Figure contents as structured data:

########################################

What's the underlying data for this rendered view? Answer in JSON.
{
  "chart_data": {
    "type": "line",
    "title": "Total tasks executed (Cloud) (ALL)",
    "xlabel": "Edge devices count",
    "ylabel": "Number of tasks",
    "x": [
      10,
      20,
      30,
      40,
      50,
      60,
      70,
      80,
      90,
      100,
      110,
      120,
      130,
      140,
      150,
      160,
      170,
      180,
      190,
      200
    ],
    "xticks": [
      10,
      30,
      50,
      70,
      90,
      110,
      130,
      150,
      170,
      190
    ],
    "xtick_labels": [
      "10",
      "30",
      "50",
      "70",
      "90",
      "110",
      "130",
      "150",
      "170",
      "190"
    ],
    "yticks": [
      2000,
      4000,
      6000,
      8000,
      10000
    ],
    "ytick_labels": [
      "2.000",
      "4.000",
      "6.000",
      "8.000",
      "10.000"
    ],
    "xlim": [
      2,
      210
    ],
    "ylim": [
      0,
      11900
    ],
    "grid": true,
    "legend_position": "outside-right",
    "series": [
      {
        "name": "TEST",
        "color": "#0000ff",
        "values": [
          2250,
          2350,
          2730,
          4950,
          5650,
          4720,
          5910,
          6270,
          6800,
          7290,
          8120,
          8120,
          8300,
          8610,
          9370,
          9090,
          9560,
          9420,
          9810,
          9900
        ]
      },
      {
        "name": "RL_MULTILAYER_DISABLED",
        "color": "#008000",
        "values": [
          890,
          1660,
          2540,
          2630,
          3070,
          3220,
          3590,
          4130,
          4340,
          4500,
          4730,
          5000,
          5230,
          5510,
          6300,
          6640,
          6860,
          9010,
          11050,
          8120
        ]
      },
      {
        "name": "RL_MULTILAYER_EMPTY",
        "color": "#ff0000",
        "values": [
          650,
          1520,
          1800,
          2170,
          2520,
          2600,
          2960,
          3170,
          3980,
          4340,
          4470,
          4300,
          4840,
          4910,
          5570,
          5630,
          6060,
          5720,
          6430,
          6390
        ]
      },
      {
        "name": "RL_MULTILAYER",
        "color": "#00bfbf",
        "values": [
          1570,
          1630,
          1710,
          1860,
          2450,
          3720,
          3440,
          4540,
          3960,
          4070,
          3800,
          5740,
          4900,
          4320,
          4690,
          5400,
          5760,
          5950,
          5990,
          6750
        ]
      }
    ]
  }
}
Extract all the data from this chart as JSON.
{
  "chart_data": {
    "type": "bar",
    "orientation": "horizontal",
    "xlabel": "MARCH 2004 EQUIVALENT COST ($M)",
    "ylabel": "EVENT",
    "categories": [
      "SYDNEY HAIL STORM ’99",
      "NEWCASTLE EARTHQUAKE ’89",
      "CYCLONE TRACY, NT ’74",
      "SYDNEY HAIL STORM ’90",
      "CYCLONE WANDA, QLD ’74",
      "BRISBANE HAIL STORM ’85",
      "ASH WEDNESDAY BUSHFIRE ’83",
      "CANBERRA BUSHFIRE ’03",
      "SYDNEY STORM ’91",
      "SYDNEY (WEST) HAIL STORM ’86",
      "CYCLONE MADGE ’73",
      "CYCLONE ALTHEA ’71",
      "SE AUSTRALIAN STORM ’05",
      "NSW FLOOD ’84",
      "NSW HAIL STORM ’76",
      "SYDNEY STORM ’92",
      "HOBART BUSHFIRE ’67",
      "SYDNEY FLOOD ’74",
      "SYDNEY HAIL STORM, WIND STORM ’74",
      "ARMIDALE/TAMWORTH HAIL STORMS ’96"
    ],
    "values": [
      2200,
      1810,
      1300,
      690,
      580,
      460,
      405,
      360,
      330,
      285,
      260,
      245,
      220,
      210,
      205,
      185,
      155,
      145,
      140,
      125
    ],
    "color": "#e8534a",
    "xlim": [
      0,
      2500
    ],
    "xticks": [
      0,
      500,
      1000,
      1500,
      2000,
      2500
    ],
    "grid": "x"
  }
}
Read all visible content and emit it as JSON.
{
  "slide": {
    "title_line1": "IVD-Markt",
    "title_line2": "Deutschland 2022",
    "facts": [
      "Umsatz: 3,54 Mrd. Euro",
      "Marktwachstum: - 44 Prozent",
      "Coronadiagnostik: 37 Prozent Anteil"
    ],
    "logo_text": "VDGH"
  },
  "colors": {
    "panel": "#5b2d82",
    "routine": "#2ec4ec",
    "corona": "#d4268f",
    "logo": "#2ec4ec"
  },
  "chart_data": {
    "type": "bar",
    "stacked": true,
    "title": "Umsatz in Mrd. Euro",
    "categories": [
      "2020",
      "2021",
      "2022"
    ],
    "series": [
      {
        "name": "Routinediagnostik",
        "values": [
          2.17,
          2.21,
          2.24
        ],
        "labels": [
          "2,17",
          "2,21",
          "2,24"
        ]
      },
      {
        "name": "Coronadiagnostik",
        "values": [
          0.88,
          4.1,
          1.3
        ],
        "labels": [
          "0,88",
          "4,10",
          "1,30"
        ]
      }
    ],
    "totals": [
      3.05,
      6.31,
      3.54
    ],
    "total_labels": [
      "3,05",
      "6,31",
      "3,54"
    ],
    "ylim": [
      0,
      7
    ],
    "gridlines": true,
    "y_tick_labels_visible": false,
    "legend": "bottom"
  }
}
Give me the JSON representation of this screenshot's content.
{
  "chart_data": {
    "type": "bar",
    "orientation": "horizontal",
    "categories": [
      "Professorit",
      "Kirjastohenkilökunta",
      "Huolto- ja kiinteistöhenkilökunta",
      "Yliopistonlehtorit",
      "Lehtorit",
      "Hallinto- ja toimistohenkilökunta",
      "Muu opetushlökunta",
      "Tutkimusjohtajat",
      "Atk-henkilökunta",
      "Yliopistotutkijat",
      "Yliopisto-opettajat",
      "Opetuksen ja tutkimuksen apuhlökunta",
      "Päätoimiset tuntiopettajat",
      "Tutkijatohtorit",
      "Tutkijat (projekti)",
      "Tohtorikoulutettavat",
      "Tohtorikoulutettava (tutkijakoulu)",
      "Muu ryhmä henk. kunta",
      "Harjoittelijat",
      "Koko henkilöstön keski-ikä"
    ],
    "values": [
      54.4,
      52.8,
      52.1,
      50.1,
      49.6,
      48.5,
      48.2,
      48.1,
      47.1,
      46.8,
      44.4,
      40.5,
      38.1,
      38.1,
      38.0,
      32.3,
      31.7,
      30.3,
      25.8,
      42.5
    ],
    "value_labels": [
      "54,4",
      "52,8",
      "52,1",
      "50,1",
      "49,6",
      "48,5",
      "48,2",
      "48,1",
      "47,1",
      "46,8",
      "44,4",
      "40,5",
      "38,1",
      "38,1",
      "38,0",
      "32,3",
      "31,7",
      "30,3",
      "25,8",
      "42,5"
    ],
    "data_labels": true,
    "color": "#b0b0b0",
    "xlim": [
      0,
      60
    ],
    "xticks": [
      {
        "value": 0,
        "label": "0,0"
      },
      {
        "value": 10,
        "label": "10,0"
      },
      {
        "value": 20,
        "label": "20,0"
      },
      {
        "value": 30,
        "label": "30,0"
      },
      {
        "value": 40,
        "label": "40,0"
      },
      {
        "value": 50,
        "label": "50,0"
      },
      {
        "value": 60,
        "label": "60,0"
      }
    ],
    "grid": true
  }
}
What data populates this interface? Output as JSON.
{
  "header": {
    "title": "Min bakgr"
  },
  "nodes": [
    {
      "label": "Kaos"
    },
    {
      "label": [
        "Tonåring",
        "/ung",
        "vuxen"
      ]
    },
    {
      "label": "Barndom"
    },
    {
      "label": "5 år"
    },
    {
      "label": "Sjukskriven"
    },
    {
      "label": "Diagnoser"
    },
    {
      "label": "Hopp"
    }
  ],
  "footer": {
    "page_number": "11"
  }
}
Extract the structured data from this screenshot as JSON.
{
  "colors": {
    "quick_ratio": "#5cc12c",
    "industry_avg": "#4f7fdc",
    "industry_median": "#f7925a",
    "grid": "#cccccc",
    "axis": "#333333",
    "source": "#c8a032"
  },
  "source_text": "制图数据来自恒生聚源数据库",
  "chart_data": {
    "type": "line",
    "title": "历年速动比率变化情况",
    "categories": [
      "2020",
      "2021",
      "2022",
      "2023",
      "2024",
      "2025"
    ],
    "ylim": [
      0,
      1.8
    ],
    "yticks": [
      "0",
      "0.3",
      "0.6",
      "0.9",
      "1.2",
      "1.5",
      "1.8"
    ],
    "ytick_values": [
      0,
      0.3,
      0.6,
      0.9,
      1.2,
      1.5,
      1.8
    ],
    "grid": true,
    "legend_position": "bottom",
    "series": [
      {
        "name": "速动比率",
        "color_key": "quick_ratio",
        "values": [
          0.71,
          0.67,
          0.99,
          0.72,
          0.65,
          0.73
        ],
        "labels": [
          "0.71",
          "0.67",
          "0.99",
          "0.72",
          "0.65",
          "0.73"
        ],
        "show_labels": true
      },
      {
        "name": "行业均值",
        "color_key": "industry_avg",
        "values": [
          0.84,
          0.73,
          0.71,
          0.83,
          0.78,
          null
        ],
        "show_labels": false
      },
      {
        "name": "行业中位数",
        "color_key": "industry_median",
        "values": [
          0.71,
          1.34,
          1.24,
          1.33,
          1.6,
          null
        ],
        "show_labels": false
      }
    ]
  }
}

########################################

Filter the records, keeping only lines that contain "this", and show those lines.

Exercise output:
What's the underlying data for this rendered view? Answer in JSON.
Extract all the data from this chart as JSON.
Give me the JSON representation of this screenshot's content.
What data populates this interface? Output as JSON.
Extract the structured data from this screenshot as JSON.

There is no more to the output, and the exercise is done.